Return every line of the records below verbatim, with no pictures in the copy.
■ ■ ■ ■ ■ ■ ■
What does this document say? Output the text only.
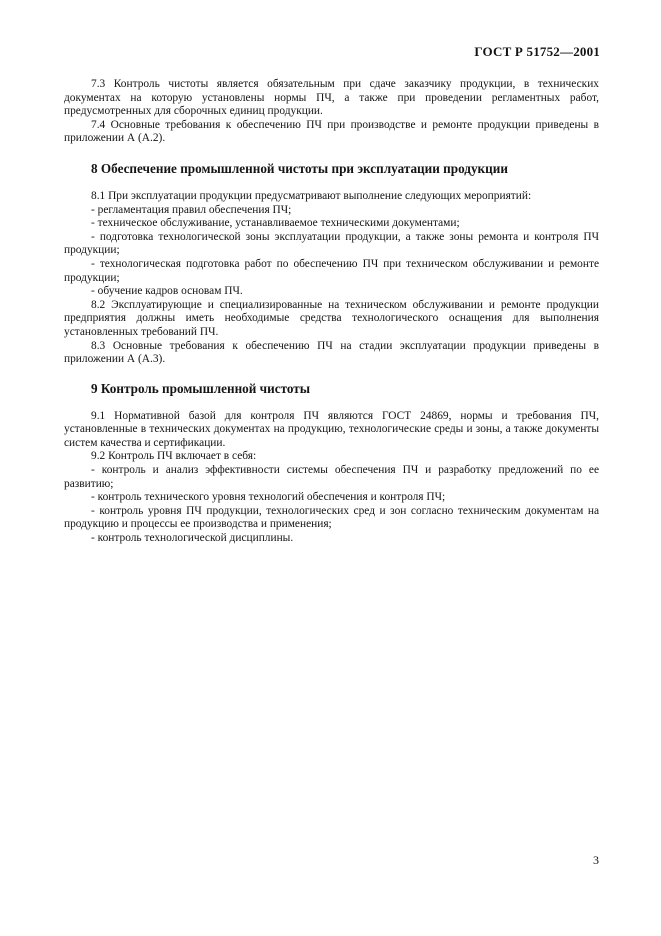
ГОСТ Р 51752—2001

7.3 Контроль чистоты является обязательным при сдаче заказчику продукции, в технических документах на которую установлены нормы ПЧ, а также при проведении регламентных работ, предусмотренных для сборочных единиц продукции.

7.4 Основные требования к обеспечению ПЧ при производстве и ремонте продукции приведены в приложении А (А.2).

8 Обеспечение промышленной чистоты при эксплуатации продукции

8.1 При эксплуатации продукции предусматривают выполнение следующих мероприятий:

- регламентация правил обеспечения ПЧ;

- техническое обслуживание, устанавливаемое техническими документами;

- подготовка технологической зоны эксплуатации продукции, а также зоны ремонта и контроля ПЧ продукции;

- технологическая подготовка работ по обеспечению ПЧ при техническом обслуживании и ремонте продукции;

- обучение кадров основам ПЧ.

8.2 Эксплуатирующие и специализированные на техническом обслуживании и ремонте продукции предприятия должны иметь необходимые средства технологического оснащения для выполнения установленных требований ПЧ.

8.3 Основные требования к обеспечению ПЧ на стадии эксплуатации продукции приведены в приложении А (А.3).

9 Контроль промышленной чистоты

9.1 Нормативной базой для контроля ПЧ являются ГОСТ 24869, нормы и требования ПЧ, установленные в технических документах на продукцию, технологические среды и зоны, а также документы систем качества и сертификации.

9.2 Контроль ПЧ включает в себя:

- контроль и анализ эффективности системы обеспечения ПЧ и разработку предложений по ее развитию;

- контроль технического уровня технологий обеспечения и контроля ПЧ;

- контроль уровня ПЧ продукции, технологических сред и зон согласно техническим документам на продукцию и процессы ее производства и применения;

- контроль технологической дисциплины.

3
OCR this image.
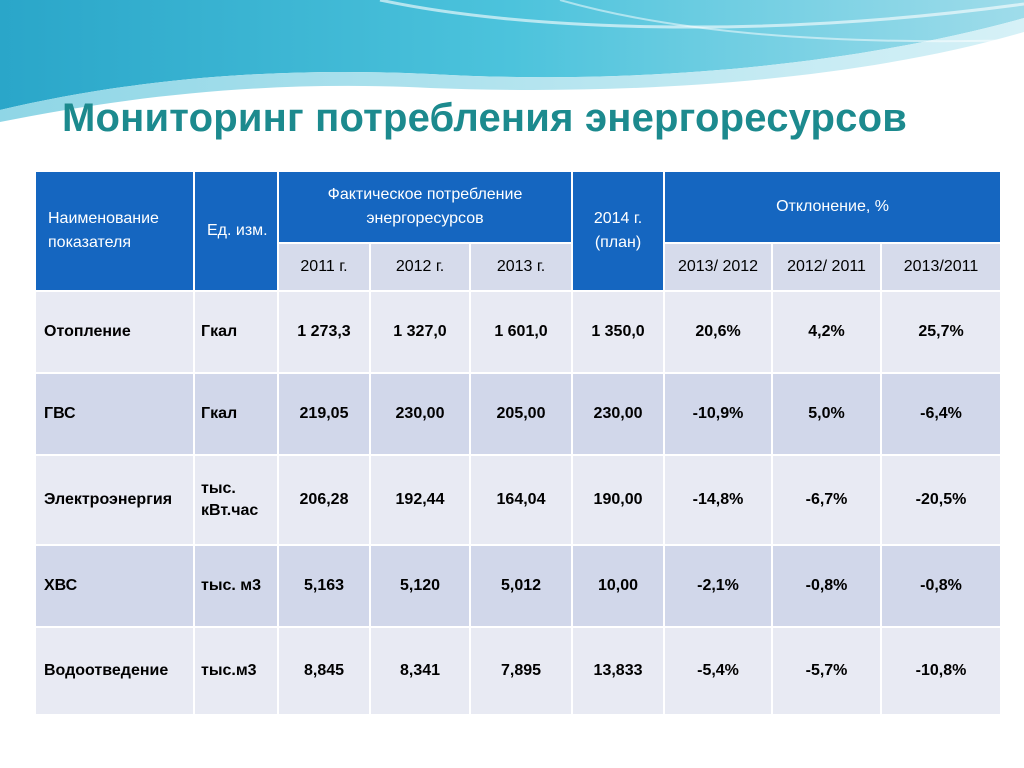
Мониторинг потребления энергоресурсов
Наименование показателя	Ед. изм.	Фактическое потребление энергоресурсов			2014 г. (план)	Отклонение, %		
		2011 г.	2012 г.	2013 г.		2013/ 2012	2012/ 2011	2013/2011
Отопление	Гкал	1 273,3	1 327,0	1 601,0	1 350,0	20,6%	4,2%	25,7%
ГВС	Гкал	219,05	230,00	205,00	230,00	-10,9%	5,0%	-6,4%
Электроэнергия	тыс. кВт.час	206,28	192,44	164,04	190,00	-14,8%	-6,7%	-20,5%
ХВС	тыс. м3	5,163	5,120	5,012	10,00	-2,1%	-0,8%	-0,8%
Водоотведение	тыс.м3	8,845	8,341	7,895	13,833	-5,4%	-5,7%	-10,8%
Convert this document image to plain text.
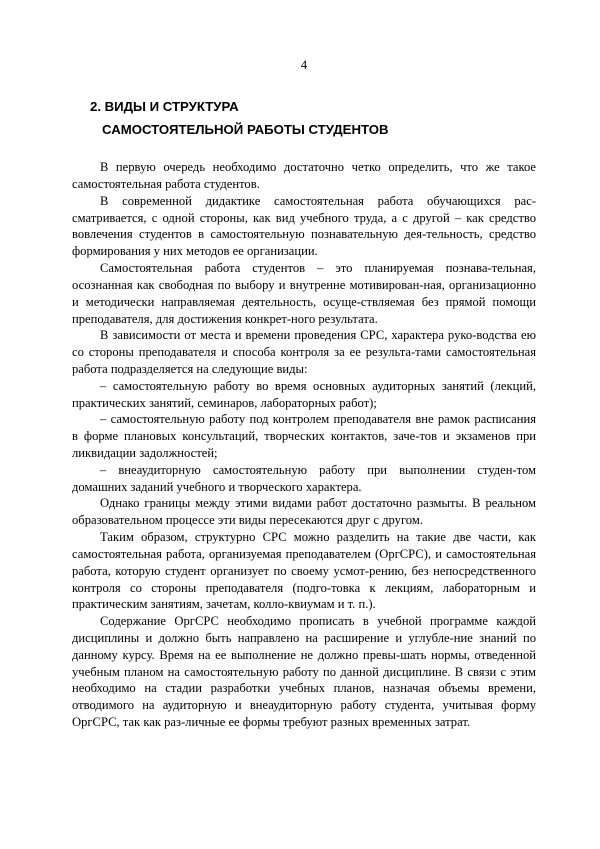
4
2. ВИДЫ И СТРУКТУРА
САМОСТОЯТЕЛЬНОЙ РАБОТЫ СТУДЕНТОВ

В первую очередь необходимо достаточно четко определить, что же такое самостоятельная работа студентов.

В современной дидактике самостоятельная работа обучающихся рас-сматривается, с одной стороны, как вид учебного труда, а с другой – как средство вовлечения студентов в самостоятельную познавательную дея-тельность, средство формирования у них методов ее организации.

Самостоятельная работа студентов – это планируемая познава-тельная, осознанная как свободная по выбору и внутренне мотивирован-ная, организационно и методически направляемая деятельность, осуще-ствляемая без прямой помощи преподавателя, для достижения конкрет-ного результата.

В зависимости от места и времени проведения СРС, характера руко-водства ею со стороны преподавателя и способа контроля за ее результа-тами самостоятельная работа подразделяется на следующие виды:

– самостоятельную работу во время основных аудиторных занятий (лекций, практических занятий, семинаров, лабораторных работ);

– самостоятельную работу под контролем преподавателя вне рамок расписания в форме плановых консультаций, творческих контактов, заче-тов и экзаменов при ликвидации задолжностей;

– внеаудиторную самостоятельную работу при выполнении студен-том домашних заданий учебного и творческого характера.

Однако границы между этими видами работ достаточно размыты. В реальном образовательном процессе эти виды пересекаются друг с другом.

Таким образом, структурно СРС можно разделить на такие две части, как самостоятельная работа, организуемая преподавателем (ОргСРС), и самостоятельная работа, которую студент организует по своему усмот-рению, без непосредственного контроля со стороны преподавателя (подго-товка к лекциям, лабораторным и практическим занятиям, зачетам, колло-квиумам и т. п.).

Содержание ОргСРС необходимо прописать в учебной программе каждой дисциплины и должно быть направлено на расширение и углубле-ние знаний по данному курсу. Время на ее выполнение не должно превы-шать нормы, отведенной учебным планом на самостоятельную работу по данной дисциплине. В связи с этим необходимо на стадии разработки учебных планов, назначая объемы времени, отводимого на аудиторную и внеаудиторную работу студента, учитывая форму ОргСРС, так как раз-личные ее формы требуют разных временных затрат.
■ ■ ■ ■ ■ ■ ■
• [Correct result]:
What does this document say? Output the text only.
ГОСТ Р 51752—2001

7.3 Контроль чистоты является обязательным при сдаче заказчику продукции, в технических документах на которую установлены нормы ПЧ, а также при проведении регламентных работ, предусмотренных для сборочных единиц продукции.

7.4 Основные требования к обеспечению ПЧ при производстве и ремонте продукции приведены в приложении А (А.2).

8 Обеспечение промышленной чистоты при эксплуатации продукции

8.1 При эксплуатации продукции предусматривают выполнение следующих мероприятий:

- регламентация правил обеспечения ПЧ;

- техническое обслуживание, устанавливаемое техническими документами;

- подготовка технологической зоны эксплуатации продукции, а также зоны ремонта и контроля ПЧ продукции;

- технологическая подготовка работ по обеспечению ПЧ при техническом обслуживании и ремонте продукции;

- обучение кадров основам ПЧ.

8.2 Эксплуатирующие и специализированные на техническом обслуживании и ремонте продукции предприятия должны иметь необходимые средства технологического оснащения для выполнения установленных требований ПЧ.

8.3 Основные требования к обеспечению ПЧ на стадии эксплуатации продукции приведены в приложении А (А.3).

9 Контроль промышленной чистоты

9.1 Нормативной базой для контроля ПЧ являются ГОСТ 24869, нормы и требования ПЧ, установленные в технических документах на продукцию, технологические среды и зоны, а также документы систем качества и сертификации.

9.2 Контроль ПЧ включает в себя:

- контроль и анализ эффективности системы обеспечения ПЧ и разработку предложений по ее развитию;

- контроль технического уровня технологий обеспечения и контроля ПЧ;

- контроль уровня ПЧ продукции, технологических сред и зон согласно техническим документам на продукцию и процессы ее производства и применения;

- контроль технологической дисциплины.

3
OCR this image.
Мониторинг потребления энергоресурсов
Наименование показателя	Ед. изм.	Фактическое потребление энергоресурсов			2014 г. (план)	Отклонение, %		
		2011 г.	2012 г.	2013 г.		2013/ 2012	2012/ 2011	2013/2011
Отопление	Гкал	1 273,3	1 327,0	1 601,0	1 350,0	20,6%	4,2%	25,7%
ГВС	Гкал	219,05	230,00	205,00	230,00	-10,9%	5,0%	-6,4%
Электроэнергия	тыс. кВт.час	206,28	192,44	164,04	190,00	-14,8%	-6,7%	-20,5%
ХВС	тыс. м3	5,163	5,120	5,012	10,00	-2,1%	-0,8%	-0,8%
Водоотведение	тыс.м3	8,845	8,341	7,895	13,833	-5,4%	-5,7%	-10,8%
Convert this document image to plain text.
4
2. ВИДЫ И СТРУКТУРА
САМОСТОЯТЕЛЬНОЙ РАБОТЫ СТУДЕНТОВ

В первую очередь необходимо достаточно четко определить, что же такое самостоятельная работа студентов.

В современной дидактике самостоятельная работа обучающихся рас-сматривается, с одной стороны, как вид учебного труда, а с другой – как средство вовлечения студентов в самостоятельную познавательную дея-тельность, средство формирования у них методов ее организации.

Самостоятельная работа студентов – это планируемая познава-тельная, осознанная как свободная по выбору и внутренне мотивирован-ная, организационно и методически направляемая деятельность, осуще-ствляемая без прямой помощи преподавателя, для достижения конкрет-ного результата.

В зависимости от места и времени проведения СРС, характера руко-водства ею со стороны преподавателя и способа контроля за ее результа-тами самостоятельная работа подразделяется на следующие виды:

– самостоятельную работу во время основных аудиторных занятий (лекций, практических занятий, семинаров, лабораторных работ);

– самостоятельную работу под контролем преподавателя вне рамок расписания в форме плановых консультаций, творческих контактов, заче-тов и экзаменов при ликвидации задолжностей;

– внеаудиторную самостоятельную работу при выполнении студен-том домашних заданий учебного и творческого характера.

Однако границы между этими видами работ достаточно размыты. В реальном образовательном процессе эти виды пересекаются друг с другом.

Таким образом, структурно СРС можно разделить на такие две части, как самостоятельная работа, организуемая преподавателем (ОргСРС), и самостоятельная работа, которую студент организует по своему усмот-рению, без непосредственного контроля со стороны преподавателя (подго-товка к лекциям, лабораторным и практическим занятиям, зачетам, колло-квиумам и т. п.).

Содержание ОргСРС необходимо прописать в учебной программе каждой дисциплины и должно быть направлено на расширение и углубле-ние знаний по данному курсу. Время на ее выполнение не должно превы-шать нормы, отведенной учебным планом на самостоятельную работу по данной дисциплине. В связи с этим необходимо на стадии разработки учебных планов, назначая объемы времени, отводимого на аудиторную и внеаудиторную работу студента, учитывая форму ОргСРС, так как раз-личные ее формы требуют разных временных затрат.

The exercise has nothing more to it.